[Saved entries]

>> begin

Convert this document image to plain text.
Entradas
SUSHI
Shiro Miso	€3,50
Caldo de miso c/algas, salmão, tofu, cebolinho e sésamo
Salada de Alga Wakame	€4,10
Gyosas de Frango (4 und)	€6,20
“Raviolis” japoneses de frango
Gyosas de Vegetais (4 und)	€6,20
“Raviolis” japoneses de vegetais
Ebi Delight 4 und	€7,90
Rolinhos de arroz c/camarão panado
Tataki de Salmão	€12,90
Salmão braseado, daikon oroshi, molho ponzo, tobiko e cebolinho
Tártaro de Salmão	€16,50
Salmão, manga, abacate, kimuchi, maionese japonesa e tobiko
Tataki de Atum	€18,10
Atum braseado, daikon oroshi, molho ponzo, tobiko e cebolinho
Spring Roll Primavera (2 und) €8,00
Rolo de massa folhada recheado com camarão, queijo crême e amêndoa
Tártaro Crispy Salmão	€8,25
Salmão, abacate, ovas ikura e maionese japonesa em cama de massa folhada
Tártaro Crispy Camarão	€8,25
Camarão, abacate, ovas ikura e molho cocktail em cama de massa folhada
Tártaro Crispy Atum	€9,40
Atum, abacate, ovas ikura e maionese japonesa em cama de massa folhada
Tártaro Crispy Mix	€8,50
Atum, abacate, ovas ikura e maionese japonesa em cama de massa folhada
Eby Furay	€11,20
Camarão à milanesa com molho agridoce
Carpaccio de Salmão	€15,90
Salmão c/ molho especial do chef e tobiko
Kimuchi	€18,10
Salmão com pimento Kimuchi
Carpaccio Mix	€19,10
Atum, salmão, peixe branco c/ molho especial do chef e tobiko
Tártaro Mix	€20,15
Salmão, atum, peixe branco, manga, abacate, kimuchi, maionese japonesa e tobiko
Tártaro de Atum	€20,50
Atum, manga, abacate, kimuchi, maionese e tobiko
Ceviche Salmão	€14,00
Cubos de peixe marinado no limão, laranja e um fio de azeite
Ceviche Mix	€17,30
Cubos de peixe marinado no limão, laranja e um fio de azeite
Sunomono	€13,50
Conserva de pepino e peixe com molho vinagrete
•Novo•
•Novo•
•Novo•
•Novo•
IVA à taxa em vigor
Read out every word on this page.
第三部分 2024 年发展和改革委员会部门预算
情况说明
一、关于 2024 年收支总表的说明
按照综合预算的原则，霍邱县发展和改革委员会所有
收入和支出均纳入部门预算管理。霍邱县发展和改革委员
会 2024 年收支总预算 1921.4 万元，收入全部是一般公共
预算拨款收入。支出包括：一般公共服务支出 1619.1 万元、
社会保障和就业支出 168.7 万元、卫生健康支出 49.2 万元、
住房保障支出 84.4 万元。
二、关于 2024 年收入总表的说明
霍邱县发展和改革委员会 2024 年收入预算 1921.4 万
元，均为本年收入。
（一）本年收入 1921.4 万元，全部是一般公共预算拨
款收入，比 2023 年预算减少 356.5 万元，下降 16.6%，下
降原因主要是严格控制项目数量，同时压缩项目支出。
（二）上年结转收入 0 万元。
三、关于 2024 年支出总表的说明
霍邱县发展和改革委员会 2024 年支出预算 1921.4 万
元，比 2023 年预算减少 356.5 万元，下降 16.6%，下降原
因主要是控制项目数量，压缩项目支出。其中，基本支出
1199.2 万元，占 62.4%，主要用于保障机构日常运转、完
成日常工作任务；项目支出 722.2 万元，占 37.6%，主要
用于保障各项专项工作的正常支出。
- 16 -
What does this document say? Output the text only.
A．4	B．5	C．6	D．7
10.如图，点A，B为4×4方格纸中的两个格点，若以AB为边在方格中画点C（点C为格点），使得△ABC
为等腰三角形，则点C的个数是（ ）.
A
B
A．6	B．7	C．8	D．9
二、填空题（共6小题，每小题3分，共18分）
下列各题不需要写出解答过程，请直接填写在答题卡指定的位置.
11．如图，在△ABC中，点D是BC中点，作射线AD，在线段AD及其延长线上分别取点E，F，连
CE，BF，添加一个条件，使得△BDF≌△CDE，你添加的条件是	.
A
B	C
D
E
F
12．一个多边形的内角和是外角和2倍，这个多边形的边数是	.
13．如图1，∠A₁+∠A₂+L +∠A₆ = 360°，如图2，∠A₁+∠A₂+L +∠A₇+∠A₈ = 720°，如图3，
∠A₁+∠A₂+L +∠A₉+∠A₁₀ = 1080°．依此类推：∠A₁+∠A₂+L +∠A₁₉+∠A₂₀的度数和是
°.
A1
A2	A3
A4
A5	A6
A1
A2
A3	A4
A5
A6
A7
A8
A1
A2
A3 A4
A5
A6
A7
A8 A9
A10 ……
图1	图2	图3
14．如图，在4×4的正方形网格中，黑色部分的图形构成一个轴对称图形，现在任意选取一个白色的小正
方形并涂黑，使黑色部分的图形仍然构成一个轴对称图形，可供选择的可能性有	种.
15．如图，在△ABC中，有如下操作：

>> end

**What you have to do:** From the entries above, copy every line where the word "branco" shows up.

**The reply:**
Atum, salmão, peixe branco c/ molho especial do chef e tobiko
Salmão, atum, peixe branco, manga, abacate, kimuchi, maionese japonesa e tobiko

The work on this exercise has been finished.